--- Begin Entries shown ---

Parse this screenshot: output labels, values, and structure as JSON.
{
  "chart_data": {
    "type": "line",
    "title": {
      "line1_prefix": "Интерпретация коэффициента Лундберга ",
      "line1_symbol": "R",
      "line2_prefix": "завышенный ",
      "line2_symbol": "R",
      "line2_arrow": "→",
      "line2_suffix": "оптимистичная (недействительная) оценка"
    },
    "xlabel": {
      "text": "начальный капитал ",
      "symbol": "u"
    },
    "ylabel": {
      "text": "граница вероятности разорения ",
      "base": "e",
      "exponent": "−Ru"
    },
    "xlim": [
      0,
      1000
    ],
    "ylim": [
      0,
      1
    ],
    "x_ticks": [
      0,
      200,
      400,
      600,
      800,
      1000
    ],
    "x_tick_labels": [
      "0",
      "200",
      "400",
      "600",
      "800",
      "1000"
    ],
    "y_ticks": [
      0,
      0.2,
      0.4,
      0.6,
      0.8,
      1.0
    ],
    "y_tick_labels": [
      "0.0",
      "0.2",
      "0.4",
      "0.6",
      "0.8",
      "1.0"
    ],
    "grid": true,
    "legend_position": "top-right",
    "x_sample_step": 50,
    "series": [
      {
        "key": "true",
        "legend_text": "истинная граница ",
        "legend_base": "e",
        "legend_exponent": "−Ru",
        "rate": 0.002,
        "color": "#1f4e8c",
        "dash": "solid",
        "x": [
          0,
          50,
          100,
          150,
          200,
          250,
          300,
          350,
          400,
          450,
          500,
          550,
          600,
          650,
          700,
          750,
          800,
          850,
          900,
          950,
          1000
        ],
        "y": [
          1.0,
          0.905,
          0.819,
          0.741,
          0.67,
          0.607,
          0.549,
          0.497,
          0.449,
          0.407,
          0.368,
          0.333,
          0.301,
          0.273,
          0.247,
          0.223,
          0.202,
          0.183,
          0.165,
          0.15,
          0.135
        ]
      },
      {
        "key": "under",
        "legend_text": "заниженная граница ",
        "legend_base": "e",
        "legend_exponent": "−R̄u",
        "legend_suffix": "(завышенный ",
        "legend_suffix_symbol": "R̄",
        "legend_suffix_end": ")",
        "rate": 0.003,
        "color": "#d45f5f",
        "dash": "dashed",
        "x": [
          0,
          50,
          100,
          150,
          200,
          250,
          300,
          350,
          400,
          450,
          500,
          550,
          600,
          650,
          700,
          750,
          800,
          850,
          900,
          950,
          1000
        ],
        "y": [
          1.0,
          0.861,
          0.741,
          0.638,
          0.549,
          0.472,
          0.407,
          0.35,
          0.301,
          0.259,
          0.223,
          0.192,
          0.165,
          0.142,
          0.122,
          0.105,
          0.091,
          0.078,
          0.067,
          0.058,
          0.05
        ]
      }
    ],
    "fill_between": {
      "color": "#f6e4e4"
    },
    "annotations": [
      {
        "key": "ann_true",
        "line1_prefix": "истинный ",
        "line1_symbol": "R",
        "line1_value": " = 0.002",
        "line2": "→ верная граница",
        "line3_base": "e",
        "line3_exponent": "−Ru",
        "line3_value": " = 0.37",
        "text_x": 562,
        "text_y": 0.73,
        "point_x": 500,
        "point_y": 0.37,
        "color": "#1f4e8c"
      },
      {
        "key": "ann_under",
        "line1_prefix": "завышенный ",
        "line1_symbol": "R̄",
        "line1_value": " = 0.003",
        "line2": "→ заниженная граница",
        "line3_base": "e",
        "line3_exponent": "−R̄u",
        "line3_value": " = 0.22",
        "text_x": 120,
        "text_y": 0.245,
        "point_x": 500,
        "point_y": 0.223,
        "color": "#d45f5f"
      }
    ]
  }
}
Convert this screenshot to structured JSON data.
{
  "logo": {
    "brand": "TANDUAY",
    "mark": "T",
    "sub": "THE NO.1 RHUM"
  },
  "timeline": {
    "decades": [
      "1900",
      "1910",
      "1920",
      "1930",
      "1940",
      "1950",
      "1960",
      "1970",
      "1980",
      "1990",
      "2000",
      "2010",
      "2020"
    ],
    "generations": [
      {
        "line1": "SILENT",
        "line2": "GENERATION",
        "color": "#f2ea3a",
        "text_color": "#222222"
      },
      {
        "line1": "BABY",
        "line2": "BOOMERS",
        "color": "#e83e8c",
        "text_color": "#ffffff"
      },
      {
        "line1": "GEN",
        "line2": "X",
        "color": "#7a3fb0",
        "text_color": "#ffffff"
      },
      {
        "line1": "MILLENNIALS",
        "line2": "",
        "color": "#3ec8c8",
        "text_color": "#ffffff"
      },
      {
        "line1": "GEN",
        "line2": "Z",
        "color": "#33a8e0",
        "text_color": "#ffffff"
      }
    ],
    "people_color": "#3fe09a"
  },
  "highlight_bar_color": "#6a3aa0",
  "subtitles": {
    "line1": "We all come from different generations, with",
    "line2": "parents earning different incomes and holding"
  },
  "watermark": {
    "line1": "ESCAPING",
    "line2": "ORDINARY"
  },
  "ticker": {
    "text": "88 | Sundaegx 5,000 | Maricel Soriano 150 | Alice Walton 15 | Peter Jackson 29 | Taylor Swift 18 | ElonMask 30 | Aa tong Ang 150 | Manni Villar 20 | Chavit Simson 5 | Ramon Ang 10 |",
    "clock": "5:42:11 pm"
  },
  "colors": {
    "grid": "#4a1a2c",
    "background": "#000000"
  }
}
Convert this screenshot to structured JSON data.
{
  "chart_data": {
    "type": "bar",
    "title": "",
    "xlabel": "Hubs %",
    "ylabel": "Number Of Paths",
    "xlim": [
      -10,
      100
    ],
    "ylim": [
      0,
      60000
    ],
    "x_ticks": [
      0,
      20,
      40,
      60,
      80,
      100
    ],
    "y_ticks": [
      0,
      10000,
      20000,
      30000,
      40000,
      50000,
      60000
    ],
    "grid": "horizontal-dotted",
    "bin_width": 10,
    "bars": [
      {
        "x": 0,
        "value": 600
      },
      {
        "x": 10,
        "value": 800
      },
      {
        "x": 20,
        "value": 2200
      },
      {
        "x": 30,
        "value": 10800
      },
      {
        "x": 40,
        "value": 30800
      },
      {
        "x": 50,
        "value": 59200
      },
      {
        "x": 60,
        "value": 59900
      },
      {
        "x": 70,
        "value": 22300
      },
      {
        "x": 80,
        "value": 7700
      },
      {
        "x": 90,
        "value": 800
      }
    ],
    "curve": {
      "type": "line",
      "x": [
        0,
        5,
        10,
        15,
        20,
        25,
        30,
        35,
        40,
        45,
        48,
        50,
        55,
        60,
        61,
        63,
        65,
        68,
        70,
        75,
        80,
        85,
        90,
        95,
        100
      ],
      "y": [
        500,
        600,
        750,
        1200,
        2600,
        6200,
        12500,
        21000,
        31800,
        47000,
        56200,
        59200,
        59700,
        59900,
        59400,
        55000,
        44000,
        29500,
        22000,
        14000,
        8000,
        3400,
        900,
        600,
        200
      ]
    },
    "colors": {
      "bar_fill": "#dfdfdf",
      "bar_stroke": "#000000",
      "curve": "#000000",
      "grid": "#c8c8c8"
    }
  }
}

--- End Entries shown ---

◆ Exercise objective ◆
Find all lines where the word "завышенный" appears. Copy them.

◆ Answer to the exercise ◆
      "line2_prefix": "завышенный ",
        "legend_suffix": "(завышенный ",
        "line1_prefix": "завышенный ",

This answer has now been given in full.